[Written exercise] The records below are split into lines. How many of those lines contain the string "Channel"? Reply with the number only.

+++ Data shown +++

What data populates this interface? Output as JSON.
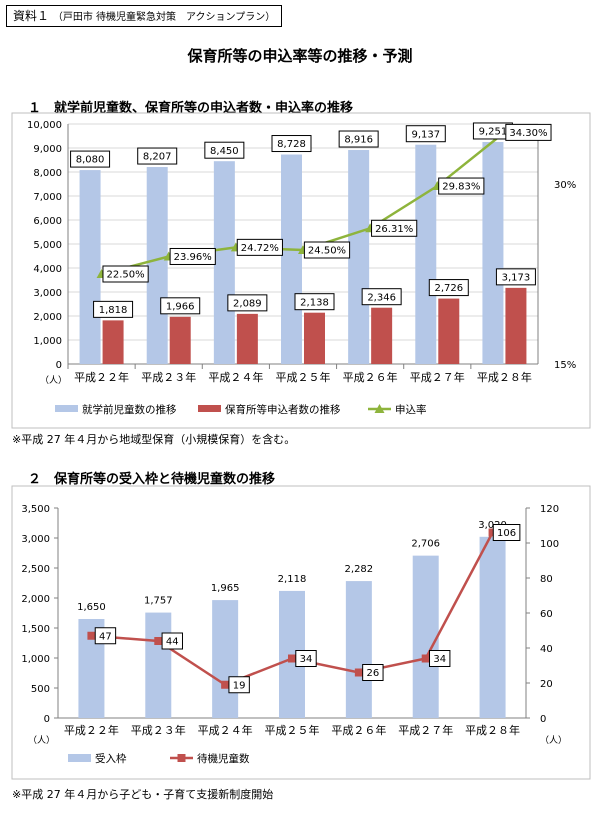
{
  "source_tag": {
    "label": "資料１",
    "detail": "（戸田市 待機児童緊急対策　アクションプラン）"
  },
  "title": "保育所等の申込率等の推移・予測",
  "section1": {
    "title": "１　就学前児童数、保育所等の申込者数・申込率の推移"
  },
  "section2": {
    "title": "２　保育所等の受入枠と待機児童数の推移"
  },
  "note1": "※平成 27 年４月から地域型保育（小規模保育）を含む。",
  "note2": "※平成 27 年４月から子ども・子育て支援新制度開始",
  "colors": {
    "blue": "#b4c7e7",
    "red": "#c0504d",
    "green": "#8eb43c",
    "axis": "#808080",
    "grid": "#d9d9d9"
  },
  "chart_data": [
    {
      "type": "bar+line",
      "title": "就学前児童数、保育所等の申込者数・申込率の推移",
      "categories": [
        "平成２２年",
        "平成２３年",
        "平成２４年",
        "平成２５年",
        "平成２６年",
        "平成２７年",
        "平成２８年"
      ],
      "series": [
        {
          "name": "就学前児童数の推移",
          "kind": "bar",
          "axis": "left",
          "values": [
            8080,
            8207,
            8450,
            8728,
            8916,
            9137,
            9251
          ],
          "labels": [
            "8,080",
            "8,207",
            "8,450",
            "8,728",
            "8,916",
            "9,137",
            "9,251"
          ]
        },
        {
          "name": "保育所等申込者数の推移",
          "kind": "bar",
          "axis": "left",
          "values": [
            1818,
            1966,
            2089,
            2138,
            2346,
            2726,
            3173
          ],
          "labels": [
            "1,818",
            "1,966",
            "2,089",
            "2,138",
            "2,346",
            "2,726",
            "3,173"
          ]
        },
        {
          "name": "申込率",
          "kind": "line",
          "axis": "right",
          "values": [
            22.5,
            23.96,
            24.72,
            24.5,
            26.31,
            29.83,
            34.3
          ],
          "labels": [
            "22.50%",
            "23.96%",
            "24.72%",
            "24.50%",
            "26.31%",
            "29.83%",
            "34.30%"
          ]
        }
      ],
      "ylim": [
        0,
        10000
      ],
      "yticks": [
        0,
        1000,
        2000,
        3000,
        4000,
        5000,
        6000,
        7000,
        8000,
        9000,
        10000
      ],
      "ytick_labels": [
        "0",
        "1,000",
        "2,000",
        "3,000",
        "4,000",
        "5,000",
        "6,000",
        "7,000",
        "8,000",
        "9,000",
        "10,000"
      ],
      "y2lim": [
        15,
        35
      ],
      "y2ticks": [
        15,
        30
      ],
      "y2tick_labels": [
        "15%",
        "30%"
      ],
      "y_unit": "（人）",
      "legend_position": "bottom"
    },
    {
      "type": "bar+line",
      "title": "保育所等の受入枠と待機児童数の推移",
      "categories": [
        "平成２２年",
        "平成２３年",
        "平成２４年",
        "平成２５年",
        "平成２６年",
        "平成２７年",
        "平成２８年"
      ],
      "series": [
        {
          "name": "受入枠",
          "kind": "bar",
          "axis": "left",
          "values": [
            1650,
            1757,
            1965,
            2118,
            2282,
            2706,
            3020
          ],
          "labels": [
            "1,650",
            "1,757",
            "1,965",
            "2,118",
            "2,282",
            "2,706",
            "3,020"
          ]
        },
        {
          "name": "待機児童数",
          "kind": "line",
          "axis": "right",
          "values": [
            47,
            44,
            19,
            34,
            26,
            34,
            106
          ],
          "labels": [
            "47",
            "44",
            "19",
            "34",
            "26",
            "34",
            "106"
          ]
        }
      ],
      "ylim": [
        0,
        3500
      ],
      "yticks": [
        0,
        500,
        1000,
        1500,
        2000,
        2500,
        3000,
        3500
      ],
      "ytick_labels": [
        "0",
        "500",
        "1,000",
        "1,500",
        "2,000",
        "2,500",
        "3,000",
        "3,500"
      ],
      "y2lim": [
        0,
        120
      ],
      "y2ticks": [
        0,
        20,
        40,
        60,
        80,
        100,
        120
      ],
      "y2tick_labels": [
        "0",
        "20",
        "40",
        "60",
        "80",
        "100",
        "120"
      ],
      "y_unit": "（人）",
      "y2_unit": "（人）",
      "legend_position": "bottom"
    }
  ]
}
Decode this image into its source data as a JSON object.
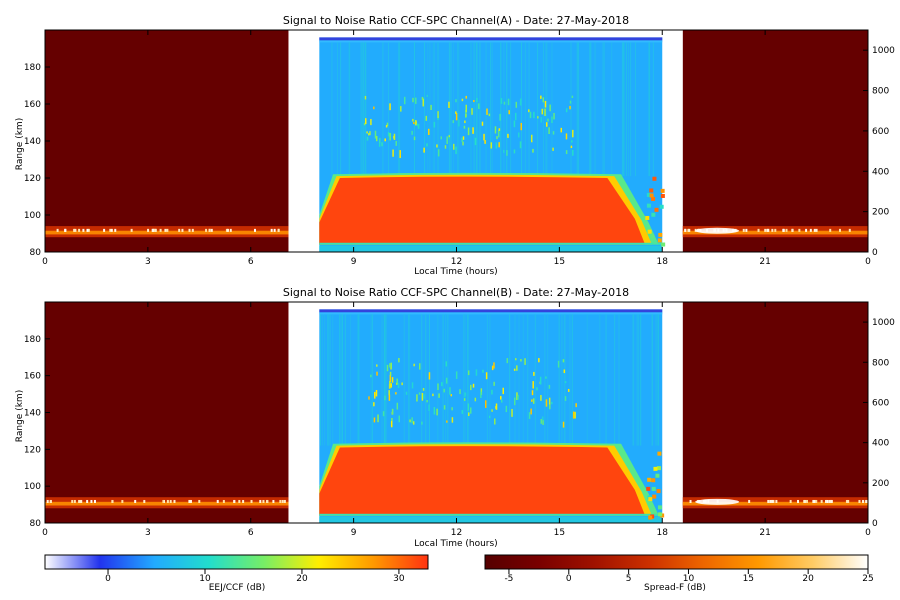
{
  "chart_data": [
    {
      "type": "heatmap",
      "title": "Signal to Noise Ratio CCF-SPC Channel(A) - Date: 27-May-2018",
      "xlabel": "Local Time (hours)",
      "ylabel": "Range (km)",
      "xlim": [
        0,
        24
      ],
      "ylim": [
        80,
        200
      ],
      "right_ylim": [
        0,
        1100
      ],
      "x_ticks": [
        "0",
        "3",
        "6",
        "9",
        "12",
        "15",
        "18",
        "21",
        "0"
      ],
      "y_ticks": [
        "80",
        "100",
        "120",
        "140",
        "160",
        "180"
      ],
      "right_ticks": [
        "0",
        "200",
        "400",
        "600",
        "800",
        "1000"
      ],
      "night_spread_f": {
        "layer_km": [
          88,
          94
        ],
        "background_dB": -5
      },
      "day_snr": {
        "time_h": [
          8,
          18
        ],
        "strong_layer_km": [
          84,
          121
        ],
        "peak_dB": 32,
        "background_dB": 5,
        "echo_band_km": [
          135,
          165
        ]
      }
    },
    {
      "type": "heatmap",
      "title": "Signal to Noise Ratio CCF-SPC Channel(B) - Date: 27-May-2018",
      "xlabel": "Local Time (hours)",
      "ylabel": "Range (km)",
      "xlim": [
        0,
        24
      ],
      "ylim": [
        80,
        200
      ],
      "right_ylim": [
        0,
        1100
      ],
      "x_ticks": [
        "0",
        "3",
        "6",
        "9",
        "12",
        "15",
        "18",
        "21",
        "0"
      ],
      "y_ticks": [
        "80",
        "100",
        "120",
        "140",
        "160",
        "180"
      ],
      "right_ticks": [
        "0",
        "200",
        "400",
        "600",
        "800",
        "1000"
      ],
      "night_spread_f": {
        "layer_km": [
          88,
          94
        ],
        "background_dB": -5
      },
      "day_snr": {
        "time_h": [
          8,
          18
        ],
        "strong_layer_km": [
          84,
          122
        ],
        "peak_dB": 32,
        "background_dB": 5,
        "echo_band_km": [
          135,
          170
        ]
      }
    }
  ],
  "colorbars": [
    {
      "label": "EEJ/CCF (dB)",
      "ticks": [
        "0",
        "10",
        "20",
        "30"
      ],
      "range": [
        -6.5,
        33
      ],
      "colors": [
        "#ffffff",
        "#2233ee",
        "#22aaff",
        "#22ddcc",
        "#77ee66",
        "#ffee00",
        "#ff9900",
        "#ff3311"
      ]
    },
    {
      "label": "Spread-F (dB)",
      "ticks": [
        "-5",
        "0",
        "5",
        "10",
        "15",
        "20",
        "25"
      ],
      "range": [
        -7,
        25
      ],
      "colors": [
        "#550000",
        "#7a0000",
        "#a01200",
        "#cc3000",
        "#ee6600",
        "#ff9900",
        "#ffcc66",
        "#ffffff"
      ]
    }
  ]
}
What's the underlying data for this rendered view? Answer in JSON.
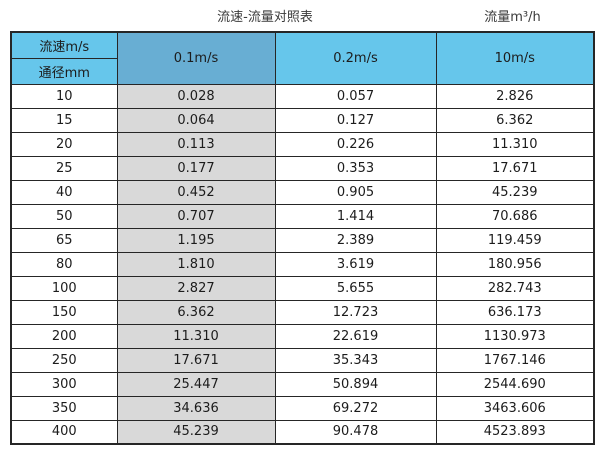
{
  "page": {
    "title": "流速-流量对照表",
    "flow_unit_label": "流量m³/h"
  },
  "colors": {
    "header_light_blue": "#66C6EB",
    "header_dark_blue": "#68AED3",
    "grey_column": "#D9D9D9",
    "border": "#262626"
  },
  "table": {
    "corner": {
      "top": "流速m/s",
      "bottom": "通径mm"
    },
    "velocity_columns": [
      "0.1m/s",
      "0.2m/s",
      "10m/s"
    ],
    "rows": [
      {
        "diameter": "10",
        "values": [
          "0.028",
          "0.057",
          "2.826"
        ]
      },
      {
        "diameter": "15",
        "values": [
          "0.064",
          "0.127",
          "6.362"
        ]
      },
      {
        "diameter": "20",
        "values": [
          "0.113",
          "0.226",
          "11.310"
        ]
      },
      {
        "diameter": "25",
        "values": [
          "0.177",
          "0.353",
          "17.671"
        ]
      },
      {
        "diameter": "40",
        "values": [
          "0.452",
          "0.905",
          "45.239"
        ]
      },
      {
        "diameter": "50",
        "values": [
          "0.707",
          "1.414",
          "70.686"
        ]
      },
      {
        "diameter": "65",
        "values": [
          "1.195",
          "2.389",
          "119.459"
        ]
      },
      {
        "diameter": "80",
        "values": [
          "1.810",
          "3.619",
          "180.956"
        ]
      },
      {
        "diameter": "100",
        "values": [
          "2.827",
          "5.655",
          "282.743"
        ]
      },
      {
        "diameter": "150",
        "values": [
          "6.362",
          "12.723",
          "636.173"
        ]
      },
      {
        "diameter": "200",
        "values": [
          "11.310",
          "22.619",
          "1130.973"
        ]
      },
      {
        "diameter": "250",
        "values": [
          "17.671",
          "35.343",
          "1767.146"
        ]
      },
      {
        "diameter": "300",
        "values": [
          "25.447",
          "50.894",
          "2544.690"
        ]
      },
      {
        "diameter": "350",
        "values": [
          "34.636",
          "69.272",
          "3463.606"
        ]
      },
      {
        "diameter": "400",
        "values": [
          "45.239",
          "90.478",
          "4523.893"
        ]
      }
    ]
  },
  "chart_data": {
    "type": "table",
    "title": "流速-流量对照表",
    "value_unit": "流量m³/h",
    "row_header": "通径mm",
    "column_header": "流速m/s",
    "categories": [
      "10",
      "15",
      "20",
      "25",
      "40",
      "50",
      "65",
      "80",
      "100",
      "150",
      "200",
      "250",
      "300",
      "350",
      "400"
    ],
    "series": [
      {
        "name": "0.1m/s",
        "values": [
          "0.028",
          "0.064",
          "0.113",
          "0.177",
          "0.452",
          "0.707",
          "1.195",
          "1.810",
          "2.827",
          "6.362",
          "11.310",
          "17.671",
          "25.447",
          "34.636",
          "45.239"
        ]
      },
      {
        "name": "0.2m/s",
        "values": [
          "0.057",
          "0.127",
          "0.226",
          "0.353",
          "0.905",
          "1.414",
          "2.389",
          "3.619",
          "5.655",
          "12.723",
          "22.619",
          "35.343",
          "50.894",
          "69.272",
          "90.478"
        ]
      },
      {
        "name": "10m/s",
        "values": [
          "2.826",
          "6.362",
          "11.310",
          "17.671",
          "45.239",
          "70.686",
          "119.459",
          "180.956",
          "282.743",
          "636.173",
          "1130.973",
          "1767.146",
          "2544.690",
          "3463.606",
          "4523.893"
        ]
      }
    ]
  }
}
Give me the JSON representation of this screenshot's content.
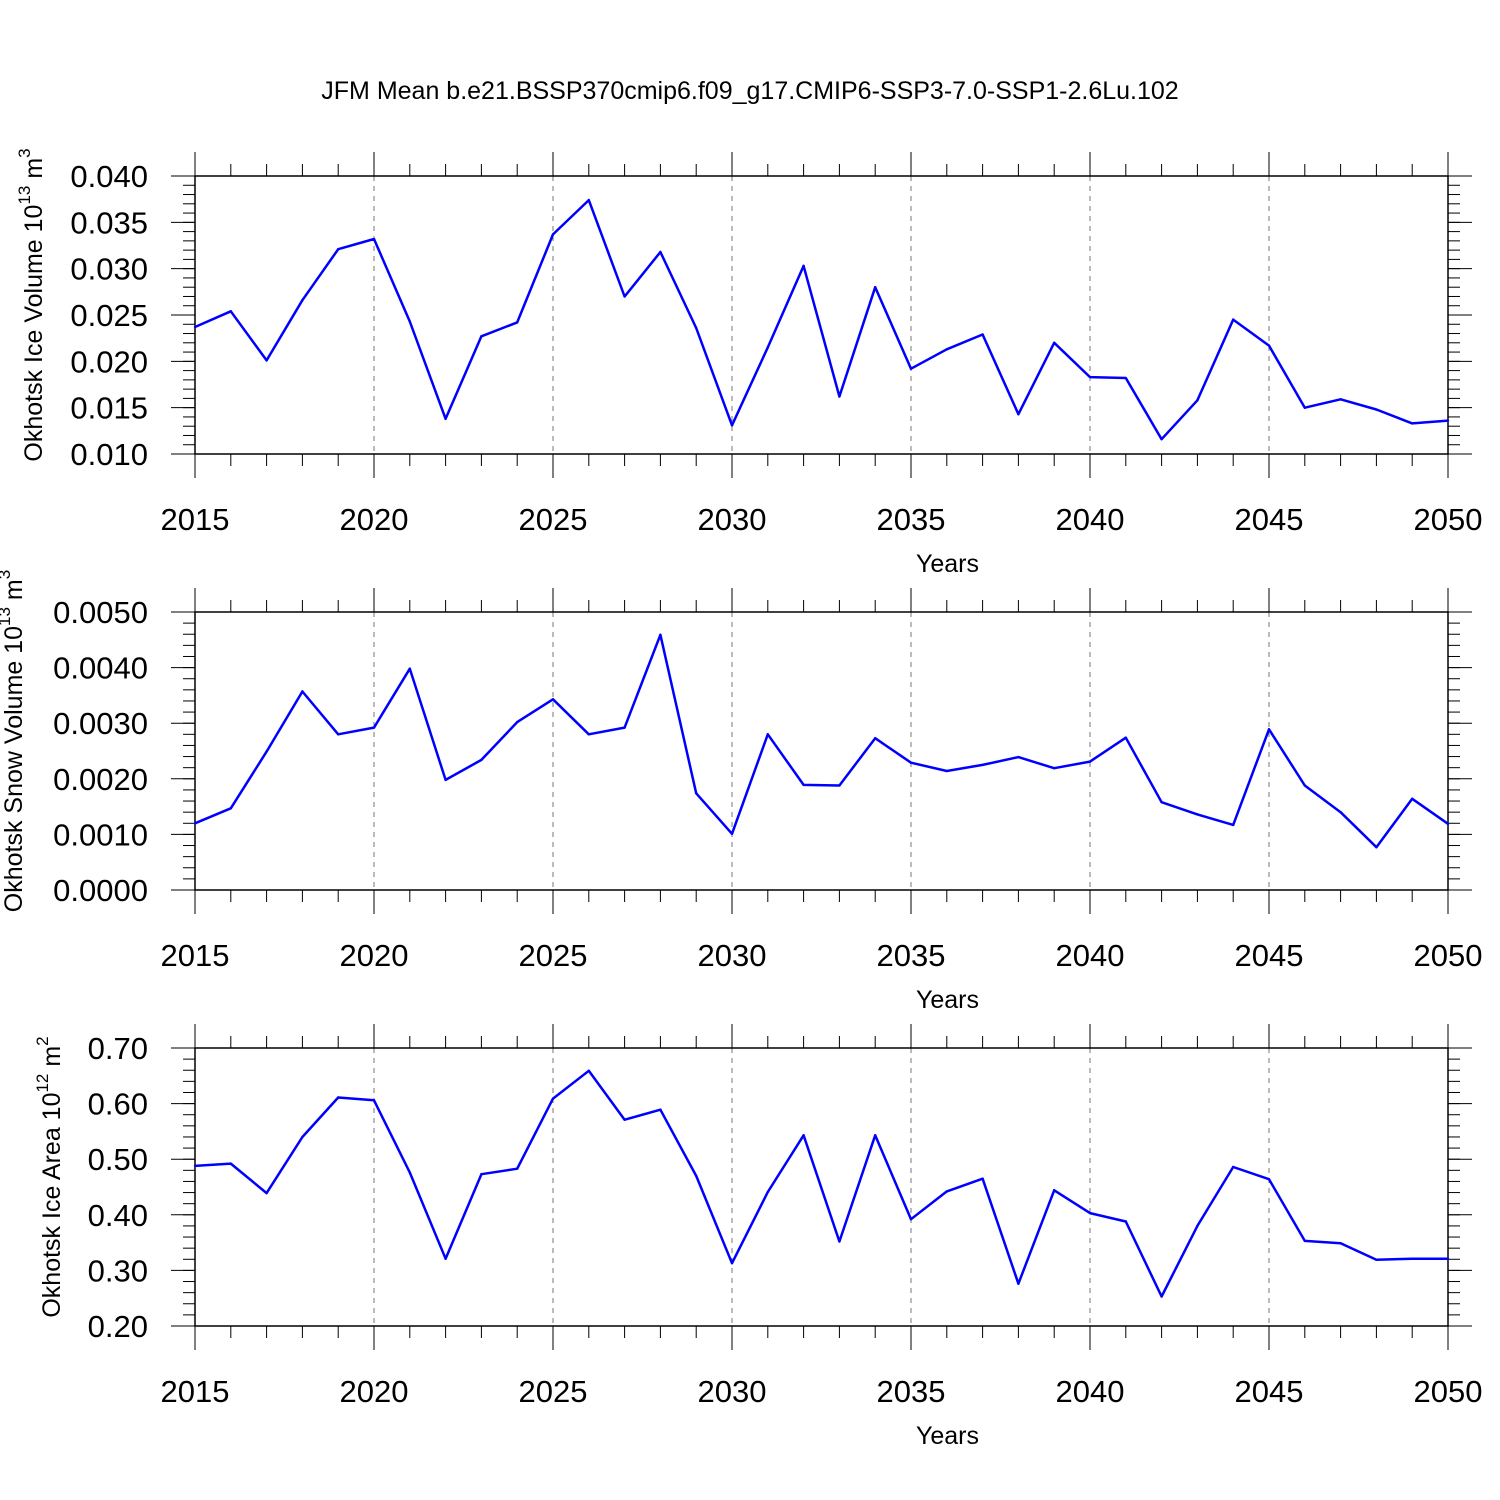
{
  "title": "JFM Mean b.e21.BSSP370cmip6.f09_g17.CMIP6-SSP3-7.0-SSP1-2.6Lu.102",
  "colors": {
    "line": "#0000ff",
    "axis": "#000000",
    "grid": "#777777",
    "background": "#ffffff"
  },
  "chart_data": [
    {
      "type": "line",
      "xlabel": "Years",
      "ylabel_main": "Okhotsk Ice Volume 10",
      "ylabel_exp": "13",
      "ylabel_unit": " m",
      "ylabel_unit_exp": "3",
      "xlim": [
        2015,
        2050
      ],
      "ylim": [
        0.01,
        0.04
      ],
      "x_ticks": [
        2015,
        2020,
        2025,
        2030,
        2035,
        2040,
        2045,
        2050
      ],
      "x_tick_labels": [
        "2015",
        "2020",
        "2025",
        "2030",
        "2035",
        "2040",
        "2045",
        "2050"
      ],
      "y_ticks": [
        0.01,
        0.015,
        0.02,
        0.025,
        0.03,
        0.035,
        0.04
      ],
      "y_tick_labels": [
        "0.010",
        "0.015",
        "0.020",
        "0.025",
        "0.030",
        "0.035",
        "0.040"
      ],
      "y_minor_step": 0.001,
      "grid": "vertical dashed at major x ticks",
      "x": [
        2015,
        2016,
        2017,
        2018,
        2019,
        2020,
        2021,
        2022,
        2023,
        2024,
        2025,
        2026,
        2027,
        2028,
        2029,
        2030,
        2031,
        2032,
        2033,
        2034,
        2035,
        2036,
        2037,
        2038,
        2039,
        2040,
        2041,
        2042,
        2043,
        2044,
        2045,
        2046,
        2047,
        2048,
        2049,
        2050
      ],
      "values": [
        0.0237,
        0.0254,
        0.0201,
        0.0266,
        0.0321,
        0.0332,
        0.0243,
        0.0138,
        0.0227,
        0.0242,
        0.0337,
        0.0374,
        0.027,
        0.0318,
        0.0236,
        0.0131,
        0.0215,
        0.0303,
        0.0162,
        0.028,
        0.0192,
        0.0213,
        0.0229,
        0.0143,
        0.022,
        0.0183,
        0.0182,
        0.0116,
        0.0158,
        0.0245,
        0.0217,
        0.015,
        0.0159,
        0.0148,
        0.0133,
        0.0136
      ]
    },
    {
      "type": "line",
      "xlabel": "Years",
      "ylabel_main": "Okhotsk Snow Volume 10",
      "ylabel_exp": "13",
      "ylabel_unit": " m",
      "ylabel_unit_exp": "3",
      "xlim": [
        2015,
        2050
      ],
      "ylim": [
        0.0,
        0.005
      ],
      "x_ticks": [
        2015,
        2020,
        2025,
        2030,
        2035,
        2040,
        2045,
        2050
      ],
      "x_tick_labels": [
        "2015",
        "2020",
        "2025",
        "2030",
        "2035",
        "2040",
        "2045",
        "2050"
      ],
      "y_ticks": [
        0.0,
        0.001,
        0.002,
        0.003,
        0.004,
        0.005
      ],
      "y_tick_labels": [
        "0.0000",
        "0.0010",
        "0.0020",
        "0.0030",
        "0.0040",
        "0.0050"
      ],
      "y_minor_step": 0.0002,
      "grid": "vertical dashed at major x ticks",
      "x": [
        2015,
        2016,
        2017,
        2018,
        2019,
        2020,
        2021,
        2022,
        2023,
        2024,
        2025,
        2026,
        2027,
        2028,
        2029,
        2030,
        2031,
        2032,
        2033,
        2034,
        2035,
        2036,
        2037,
        2038,
        2039,
        2040,
        2041,
        2042,
        2043,
        2044,
        2045,
        2046,
        2047,
        2048,
        2049,
        2050
      ],
      "values": [
        0.0012,
        0.00147,
        0.00249,
        0.00357,
        0.0028,
        0.00292,
        0.00398,
        0.00198,
        0.00234,
        0.00302,
        0.00343,
        0.0028,
        0.00292,
        0.00459,
        0.00174,
        0.00101,
        0.0028,
        0.00189,
        0.00188,
        0.00273,
        0.00229,
        0.00214,
        0.00225,
        0.00239,
        0.00219,
        0.00231,
        0.00274,
        0.00158,
        0.00136,
        0.00117,
        0.00289,
        0.00188,
        0.0014,
        0.00077,
        0.00164,
        0.00119
      ]
    },
    {
      "type": "line",
      "xlabel": "Years",
      "ylabel_main": "Okhotsk Ice Area 10",
      "ylabel_exp": "12",
      "ylabel_unit": " m",
      "ylabel_unit_exp": "2",
      "xlim": [
        2015,
        2050
      ],
      "ylim": [
        0.2,
        0.7
      ],
      "x_ticks": [
        2015,
        2020,
        2025,
        2030,
        2035,
        2040,
        2045,
        2050
      ],
      "x_tick_labels": [
        "2015",
        "2020",
        "2025",
        "2030",
        "2035",
        "2040",
        "2045",
        "2050"
      ],
      "y_ticks": [
        0.2,
        0.3,
        0.4,
        0.5,
        0.6,
        0.7
      ],
      "y_tick_labels": [
        "0.20",
        "0.30",
        "0.40",
        "0.50",
        "0.60",
        "0.70"
      ],
      "y_minor_step": 0.02,
      "grid": "vertical dashed at major x ticks",
      "x": [
        2015,
        2016,
        2017,
        2018,
        2019,
        2020,
        2021,
        2022,
        2023,
        2024,
        2025,
        2026,
        2027,
        2028,
        2029,
        2030,
        2031,
        2032,
        2033,
        2034,
        2035,
        2036,
        2037,
        2038,
        2039,
        2040,
        2041,
        2042,
        2043,
        2044,
        2045,
        2046,
        2047,
        2048,
        2049,
        2050
      ],
      "values": [
        0.488,
        0.492,
        0.439,
        0.54,
        0.611,
        0.606,
        0.476,
        0.321,
        0.473,
        0.483,
        0.609,
        0.659,
        0.571,
        0.589,
        0.47,
        0.313,
        0.441,
        0.543,
        0.352,
        0.543,
        0.392,
        0.442,
        0.465,
        0.276,
        0.444,
        0.403,
        0.388,
        0.253,
        0.38,
        0.486,
        0.464,
        0.353,
        0.349,
        0.319,
        0.321,
        0.321
      ]
    }
  ]
}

+++

[Answer to this problem] 2